-- Start Entries supplied --
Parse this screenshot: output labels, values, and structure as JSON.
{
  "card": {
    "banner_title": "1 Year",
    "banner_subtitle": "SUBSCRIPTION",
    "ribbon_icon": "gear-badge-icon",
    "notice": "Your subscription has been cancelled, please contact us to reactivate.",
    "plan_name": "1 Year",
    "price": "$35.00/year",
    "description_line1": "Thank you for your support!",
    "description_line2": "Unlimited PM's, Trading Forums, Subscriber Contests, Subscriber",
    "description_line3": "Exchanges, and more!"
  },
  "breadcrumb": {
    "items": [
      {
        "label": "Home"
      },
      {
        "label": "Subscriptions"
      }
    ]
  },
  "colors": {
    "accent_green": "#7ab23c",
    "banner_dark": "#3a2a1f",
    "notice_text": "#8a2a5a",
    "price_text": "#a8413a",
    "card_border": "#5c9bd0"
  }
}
-- End Entries supplied --
-- Start Entries supplied --
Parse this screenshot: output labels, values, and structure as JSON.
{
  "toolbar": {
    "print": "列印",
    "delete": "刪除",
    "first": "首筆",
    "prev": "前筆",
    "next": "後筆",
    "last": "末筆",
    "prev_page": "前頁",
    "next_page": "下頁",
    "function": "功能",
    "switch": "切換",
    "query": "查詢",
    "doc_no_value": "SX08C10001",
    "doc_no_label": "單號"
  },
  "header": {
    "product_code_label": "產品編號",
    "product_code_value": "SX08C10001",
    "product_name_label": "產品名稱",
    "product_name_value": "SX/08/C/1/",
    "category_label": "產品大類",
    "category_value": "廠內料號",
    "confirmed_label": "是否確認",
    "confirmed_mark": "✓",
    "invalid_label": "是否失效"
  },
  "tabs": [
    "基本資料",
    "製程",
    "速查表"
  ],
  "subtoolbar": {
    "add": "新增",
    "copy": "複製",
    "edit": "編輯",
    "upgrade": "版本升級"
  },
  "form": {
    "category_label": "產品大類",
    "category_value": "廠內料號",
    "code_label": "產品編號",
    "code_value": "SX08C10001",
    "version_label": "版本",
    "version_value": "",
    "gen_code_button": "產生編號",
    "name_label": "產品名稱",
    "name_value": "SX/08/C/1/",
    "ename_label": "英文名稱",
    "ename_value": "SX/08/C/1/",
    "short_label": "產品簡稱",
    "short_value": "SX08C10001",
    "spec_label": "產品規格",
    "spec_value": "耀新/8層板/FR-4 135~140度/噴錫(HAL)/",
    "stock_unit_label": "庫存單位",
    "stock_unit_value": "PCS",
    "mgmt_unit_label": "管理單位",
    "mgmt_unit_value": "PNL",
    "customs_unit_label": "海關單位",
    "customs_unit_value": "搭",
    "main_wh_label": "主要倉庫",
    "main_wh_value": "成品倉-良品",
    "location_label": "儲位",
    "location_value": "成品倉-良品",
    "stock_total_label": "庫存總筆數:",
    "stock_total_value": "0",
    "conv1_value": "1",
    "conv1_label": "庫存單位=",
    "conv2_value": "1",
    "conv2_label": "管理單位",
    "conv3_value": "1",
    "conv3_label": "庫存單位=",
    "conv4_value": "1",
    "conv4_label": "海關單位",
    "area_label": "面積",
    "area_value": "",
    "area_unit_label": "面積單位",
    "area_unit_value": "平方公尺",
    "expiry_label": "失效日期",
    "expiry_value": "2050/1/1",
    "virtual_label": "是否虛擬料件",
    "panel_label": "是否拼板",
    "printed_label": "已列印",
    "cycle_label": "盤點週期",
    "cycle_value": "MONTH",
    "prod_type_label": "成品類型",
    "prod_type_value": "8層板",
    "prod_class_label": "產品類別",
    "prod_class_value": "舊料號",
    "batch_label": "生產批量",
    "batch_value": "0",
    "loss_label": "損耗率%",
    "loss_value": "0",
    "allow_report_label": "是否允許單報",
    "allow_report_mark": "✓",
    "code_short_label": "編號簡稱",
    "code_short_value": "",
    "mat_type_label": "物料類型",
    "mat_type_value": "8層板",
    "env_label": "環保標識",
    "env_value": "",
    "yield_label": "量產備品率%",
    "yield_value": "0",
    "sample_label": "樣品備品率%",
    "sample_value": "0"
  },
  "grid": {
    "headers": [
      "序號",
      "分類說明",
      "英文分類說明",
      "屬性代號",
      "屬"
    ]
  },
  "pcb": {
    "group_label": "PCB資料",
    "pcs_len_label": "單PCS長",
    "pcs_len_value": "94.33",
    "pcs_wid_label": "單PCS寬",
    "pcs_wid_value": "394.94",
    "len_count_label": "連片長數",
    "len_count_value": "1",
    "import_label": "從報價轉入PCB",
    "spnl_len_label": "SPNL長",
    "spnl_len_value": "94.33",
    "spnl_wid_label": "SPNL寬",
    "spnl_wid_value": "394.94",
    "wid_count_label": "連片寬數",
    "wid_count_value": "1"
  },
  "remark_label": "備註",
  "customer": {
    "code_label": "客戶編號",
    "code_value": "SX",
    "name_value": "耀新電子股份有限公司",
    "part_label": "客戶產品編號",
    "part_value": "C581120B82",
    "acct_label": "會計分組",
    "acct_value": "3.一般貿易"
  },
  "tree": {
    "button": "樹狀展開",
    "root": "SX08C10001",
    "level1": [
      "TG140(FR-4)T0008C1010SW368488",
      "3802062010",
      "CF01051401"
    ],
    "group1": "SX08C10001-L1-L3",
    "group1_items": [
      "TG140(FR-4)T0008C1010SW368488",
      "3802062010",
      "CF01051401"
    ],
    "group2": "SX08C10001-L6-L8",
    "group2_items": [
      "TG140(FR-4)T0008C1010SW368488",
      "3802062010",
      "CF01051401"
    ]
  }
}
-- End Entries supplied --
Check each line above for the word "產品名稱", and copy the lines where it appears.

    "product_name_label": "產品名稱",
    "name_label": "產品名稱",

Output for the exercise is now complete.